REQUIREMENTS »
From the records below, extract all the text exactly and leave the images behind.

EXERCISE MATERIALS »
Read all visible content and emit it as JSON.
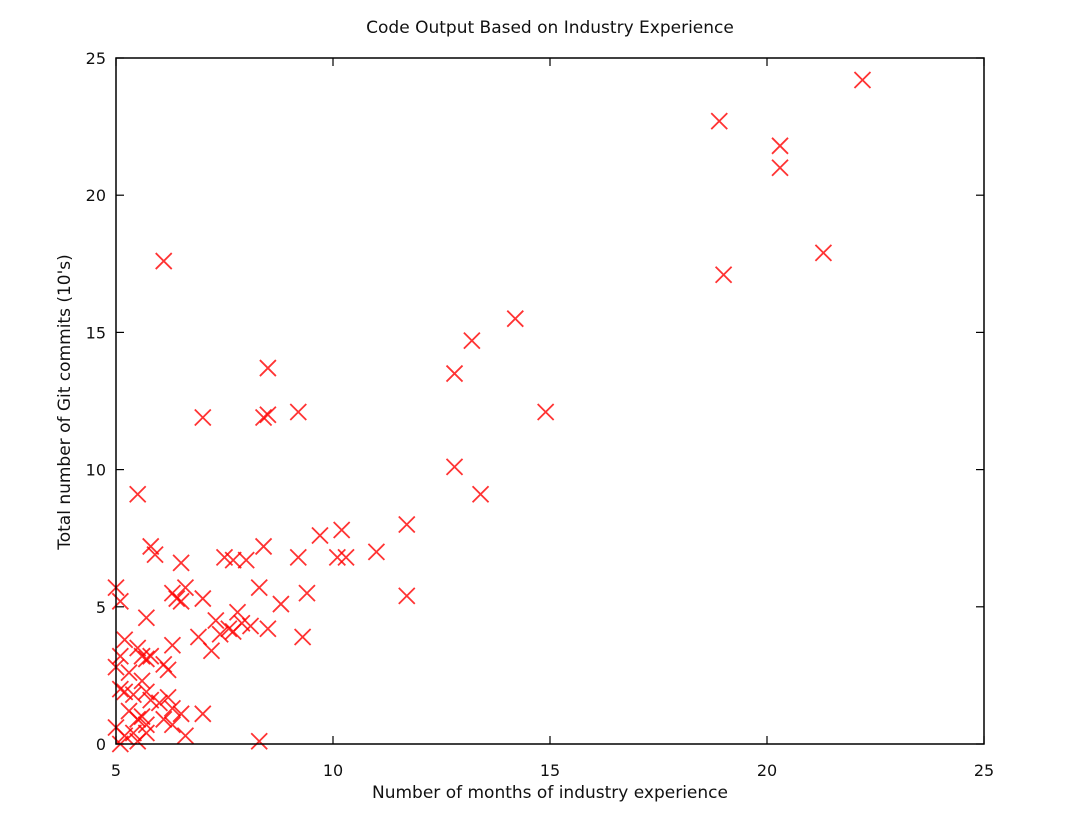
{
  "chart_data": {
    "type": "scatter",
    "title": "Code Output Based on Industry Experience",
    "xlabel": "Number of months of industry experience",
    "ylabel": "Total number of Git commits (10's)",
    "xlim": [
      5,
      25
    ],
    "ylim": [
      0,
      25
    ],
    "xticks": [
      5,
      10,
      15,
      20,
      25
    ],
    "yticks": [
      0,
      5,
      10,
      15,
      20,
      25
    ],
    "grid": false,
    "marker": "x",
    "marker_color": "#ff0000",
    "series": [
      {
        "points": [
          [
            22.2,
            24.2
          ],
          [
            18.9,
            22.7
          ],
          [
            20.3,
            21.8
          ],
          [
            20.3,
            21.0
          ],
          [
            21.3,
            17.9
          ],
          [
            19.0,
            17.1
          ],
          [
            6.1,
            17.6
          ],
          [
            14.2,
            15.5
          ],
          [
            13.2,
            14.7
          ],
          [
            12.8,
            13.5
          ],
          [
            8.5,
            13.7
          ],
          [
            7.0,
            11.9
          ],
          [
            8.4,
            11.9
          ],
          [
            8.5,
            12.0
          ],
          [
            9.2,
            12.1
          ],
          [
            14.9,
            12.1
          ],
          [
            12.8,
            10.1
          ],
          [
            13.4,
            9.1
          ],
          [
            5.5,
            9.1
          ],
          [
            11.7,
            8.0
          ],
          [
            9.7,
            7.6
          ],
          [
            10.2,
            7.8
          ],
          [
            11.0,
            7.0
          ],
          [
            10.1,
            6.8
          ],
          [
            10.3,
            6.8
          ],
          [
            9.2,
            6.8
          ],
          [
            8.4,
            7.2
          ],
          [
            5.8,
            7.2
          ],
          [
            5.9,
            6.9
          ],
          [
            6.5,
            6.6
          ],
          [
            7.5,
            6.8
          ],
          [
            7.7,
            6.7
          ],
          [
            8.0,
            6.7
          ],
          [
            8.3,
            5.7
          ],
          [
            9.4,
            5.5
          ],
          [
            11.7,
            5.4
          ],
          [
            6.3,
            5.5
          ],
          [
            6.4,
            5.3
          ],
          [
            6.5,
            5.2
          ],
          [
            6.6,
            5.7
          ],
          [
            7.0,
            5.3
          ],
          [
            8.8,
            5.1
          ],
          [
            5.0,
            5.7
          ],
          [
            5.1,
            5.2
          ],
          [
            5.7,
            4.6
          ],
          [
            7.3,
            4.5
          ],
          [
            7.8,
            4.8
          ],
          [
            8.1,
            4.3
          ],
          [
            8.5,
            4.2
          ],
          [
            9.3,
            3.9
          ],
          [
            7.4,
            4.0
          ],
          [
            7.6,
            4.2
          ],
          [
            7.7,
            4.1
          ],
          [
            7.9,
            4.4
          ],
          [
            6.9,
            3.9
          ],
          [
            7.2,
            3.4
          ],
          [
            6.3,
            3.6
          ],
          [
            5.2,
            3.8
          ],
          [
            5.5,
            3.5
          ],
          [
            5.6,
            3.2
          ],
          [
            5.7,
            3.1
          ],
          [
            5.8,
            3.2
          ],
          [
            6.1,
            2.9
          ],
          [
            6.2,
            2.7
          ],
          [
            5.1,
            3.2
          ],
          [
            5.0,
            2.8
          ],
          [
            5.3,
            2.6
          ],
          [
            5.6,
            2.3
          ],
          [
            5.1,
            2.0
          ],
          [
            5.2,
            1.9
          ],
          [
            5.4,
            1.8
          ],
          [
            5.7,
            1.9
          ],
          [
            5.8,
            1.6
          ],
          [
            6.0,
            1.5
          ],
          [
            6.3,
            1.3
          ],
          [
            6.2,
            1.7
          ],
          [
            5.3,
            1.2
          ],
          [
            5.5,
            0.9
          ],
          [
            5.6,
            1.0
          ],
          [
            5.7,
            0.7
          ],
          [
            6.1,
            0.9
          ],
          [
            6.3,
            0.7
          ],
          [
            6.5,
            1.1
          ],
          [
            7.0,
            1.1
          ],
          [
            5.0,
            0.6
          ],
          [
            5.2,
            0.3
          ],
          [
            5.4,
            0.4
          ],
          [
            5.5,
            0.1
          ],
          [
            5.7,
            0.4
          ],
          [
            6.6,
            0.3
          ],
          [
            8.3,
            0.1
          ],
          [
            5.1,
            0.0
          ]
        ]
      }
    ]
  }
}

TASK OUTPUT »
Read all visible content and emit it as JSON.
{
  "chart_data": {
    "type": "scatter",
    "title": "Code Output Based on Industry Experience",
    "xlabel": "Number of months of industry experience",
    "ylabel": "Total number of Git commits (10's)",
    "xlim": [
      5,
      25
    ],
    "ylim": [
      0,
      25
    ],
    "xticks": [
      5,
      10,
      15,
      20,
      25
    ],
    "yticks": [
      0,
      5,
      10,
      15,
      20,
      25
    ],
    "grid": false,
    "marker": "x",
    "marker_color": "#ff0000",
    "series": [
      {
        "points": [
          [
            22.2,
            24.2
          ],
          [
            18.9,
            22.7
          ],
          [
            20.3,
            21.8
          ],
          [
            20.3,
            21.0
          ],
          [
            21.3,
            17.9
          ],
          [
            19.0,
            17.1
          ],
          [
            6.1,
            17.6
          ],
          [
            14.2,
            15.5
          ],
          [
            13.2,
            14.7
          ],
          [
            12.8,
            13.5
          ],
          [
            8.5,
            13.7
          ],
          [
            7.0,
            11.9
          ],
          [
            8.4,
            11.9
          ],
          [
            8.5,
            12.0
          ],
          [
            9.2,
            12.1
          ],
          [
            14.9,
            12.1
          ],
          [
            12.8,
            10.1
          ],
          [
            13.4,
            9.1
          ],
          [
            5.5,
            9.1
          ],
          [
            11.7,
            8.0
          ],
          [
            9.7,
            7.6
          ],
          [
            10.2,
            7.8
          ],
          [
            11.0,
            7.0
          ],
          [
            10.1,
            6.8
          ],
          [
            10.3,
            6.8
          ],
          [
            9.2,
            6.8
          ],
          [
            8.4,
            7.2
          ],
          [
            5.8,
            7.2
          ],
          [
            5.9,
            6.9
          ],
          [
            6.5,
            6.6
          ],
          [
            7.5,
            6.8
          ],
          [
            7.7,
            6.7
          ],
          [
            8.0,
            6.7
          ],
          [
            8.3,
            5.7
          ],
          [
            9.4,
            5.5
          ],
          [
            11.7,
            5.4
          ],
          [
            6.3,
            5.5
          ],
          [
            6.4,
            5.3
          ],
          [
            6.5,
            5.2
          ],
          [
            6.6,
            5.7
          ],
          [
            7.0,
            5.3
          ],
          [
            8.8,
            5.1
          ],
          [
            5.0,
            5.7
          ],
          [
            5.1,
            5.2
          ],
          [
            5.7,
            4.6
          ],
          [
            7.3,
            4.5
          ],
          [
            7.8,
            4.8
          ],
          [
            8.1,
            4.3
          ],
          [
            8.5,
            4.2
          ],
          [
            9.3,
            3.9
          ],
          [
            7.4,
            4.0
          ],
          [
            7.6,
            4.2
          ],
          [
            7.7,
            4.1
          ],
          [
            7.9,
            4.4
          ],
          [
            6.9,
            3.9
          ],
          [
            7.2,
            3.4
          ],
          [
            6.3,
            3.6
          ],
          [
            5.2,
            3.8
          ],
          [
            5.5,
            3.5
          ],
          [
            5.6,
            3.2
          ],
          [
            5.7,
            3.1
          ],
          [
            5.8,
            3.2
          ],
          [
            6.1,
            2.9
          ],
          [
            6.2,
            2.7
          ],
          [
            5.1,
            3.2
          ],
          [
            5.0,
            2.8
          ],
          [
            5.3,
            2.6
          ],
          [
            5.6,
            2.3
          ],
          [
            5.1,
            2.0
          ],
          [
            5.2,
            1.9
          ],
          [
            5.4,
            1.8
          ],
          [
            5.7,
            1.9
          ],
          [
            5.8,
            1.6
          ],
          [
            6.0,
            1.5
          ],
          [
            6.3,
            1.3
          ],
          [
            6.2,
            1.7
          ],
          [
            5.3,
            1.2
          ],
          [
            5.5,
            0.9
          ],
          [
            5.6,
            1.0
          ],
          [
            5.7,
            0.7
          ],
          [
            6.1,
            0.9
          ],
          [
            6.3,
            0.7
          ],
          [
            6.5,
            1.1
          ],
          [
            7.0,
            1.1
          ],
          [
            5.0,
            0.6
          ],
          [
            5.2,
            0.3
          ],
          [
            5.4,
            0.4
          ],
          [
            5.5,
            0.1
          ],
          [
            5.7,
            0.4
          ],
          [
            6.6,
            0.3
          ],
          [
            8.3,
            0.1
          ],
          [
            5.1,
            0.0
          ]
        ]
      }
    ]
  }
}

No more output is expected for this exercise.